## [PROBLEM DETAILS]
Give the material once more, word for word, without any images.

---*---

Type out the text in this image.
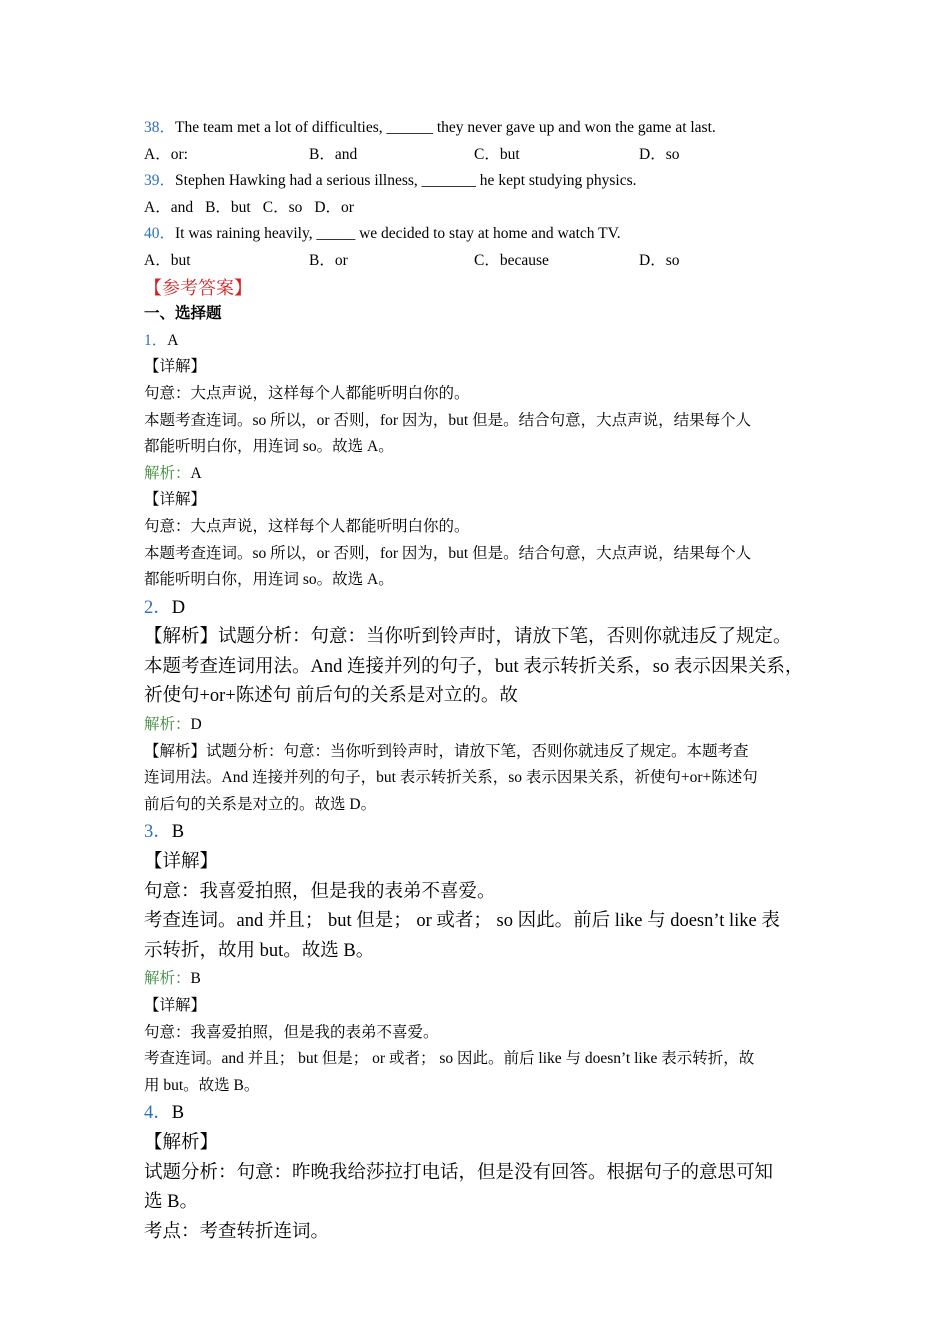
38．The team met a lot of difficulties, ______ they never gave up and won the game at last.
A．or:	B．and	C．but	D．so
39．Stephen Hawking had a serious illness, _______ he kept studying physics.
A．and B．but C．so D．or
40．It was raining heavily, _____ we decided to stay at home and watch TV.
A．but	B．or	C．because	D．so
【参考答案】
一、选择题
1．A
【详解】
句意：大点声说，这样每个人都能听明白你的。
本题考查连词。so 所以，or 否则，for 因为，but 但是。结合句意，大点声说，结果每个人
都能听明白你，用连词 so。故选 A。
解析：A
【详解】
句意：大点声说，这样每个人都能听明白你的。
本题考查连词。so 所以，or 否则，for 因为，but 但是。结合句意，大点声说，结果每个人
都能听明白你，用连词 so。故选 A。
2．D
【解析】试题分析：句意：当你听到铃声时，请放下笔，否则你就违反了规定。
本题考查连词用法。And 连接并列的句子，but 表示转折关系，so 表示因果关系，
祈使句+or+陈述句 前后句的关系是对立的。故
解析：D
【解析】试题分析：句意：当你听到铃声时，请放下笔，否则你就违反了规定。本题考查
连词用法。And 连接并列的句子，but 表示转折关系，so 表示因果关系，祈使句+or+陈述句
前后句的关系是对立的。故选 D。
3．B
【详解】
句意：我喜爱拍照，但是我的表弟不喜爱。
考查连词。and 并且； but 但是； or 或者； so 因此。前后 like 与 doesn’t like 表
示转折，故用 but。故选 B。
解析：B
【详解】
句意：我喜爱拍照，但是我的表弟不喜爱。
考查连词。and 并且； but 但是； or 或者； so 因此。前后 like 与 doesn’t like 表示转折，故
用 but。故选 B。
4．B
【解析】
试题分析：句意：昨晚我给莎拉打电话，但是没有回答。根据句子的意思可知
选 B。
考点：考查转折连词。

---*---

## [TASK RESULT]
Type out the text in this image.
38．The team met a lot of difficulties, ______ they never gave up and won the game at last.
A．or:	B．and	C．but	D．so
39．Stephen Hawking had a serious illness, _______ he kept studying physics.
A．and B．but C．so D．or
40．It was raining heavily, _____ we decided to stay at home and watch TV.
A．but	B．or	C．because	D．so
【参考答案】
一、选择题
1．A
【详解】
句意：大点声说，这样每个人都能听明白你的。
本题考查连词。so 所以，or 否则，for 因为，but 但是。结合句意，大点声说，结果每个人
都能听明白你，用连词 so。故选 A。
解析：A
【详解】
句意：大点声说，这样每个人都能听明白你的。
本题考查连词。so 所以，or 否则，for 因为，but 但是。结合句意，大点声说，结果每个人
都能听明白你，用连词 so。故选 A。
2．D
【解析】试题分析：句意：当你听到铃声时，请放下笔，否则你就违反了规定。
本题考查连词用法。And 连接并列的句子，but 表示转折关系，so 表示因果关系，
祈使句+or+陈述句 前后句的关系是对立的。故
解析：D
【解析】试题分析：句意：当你听到铃声时，请放下笔，否则你就违反了规定。本题考查
连词用法。And 连接并列的句子，but 表示转折关系，so 表示因果关系，祈使句+or+陈述句
前后句的关系是对立的。故选 D。
3．B
【详解】
句意：我喜爱拍照，但是我的表弟不喜爱。
考查连词。and 并且； but 但是； or 或者； so 因此。前后 like 与 doesn’t like 表
示转折，故用 but。故选 B。
解析：B
【详解】
句意：我喜爱拍照，但是我的表弟不喜爱。
考查连词。and 并且； but 但是； or 或者； so 因此。前后 like 与 doesn’t like 表示转折，故
用 but。故选 B。
4．B
【解析】
试题分析：句意：昨晚我给莎拉打电话，但是没有回答。根据句子的意思可知
选 B。
考点：考查转折连词。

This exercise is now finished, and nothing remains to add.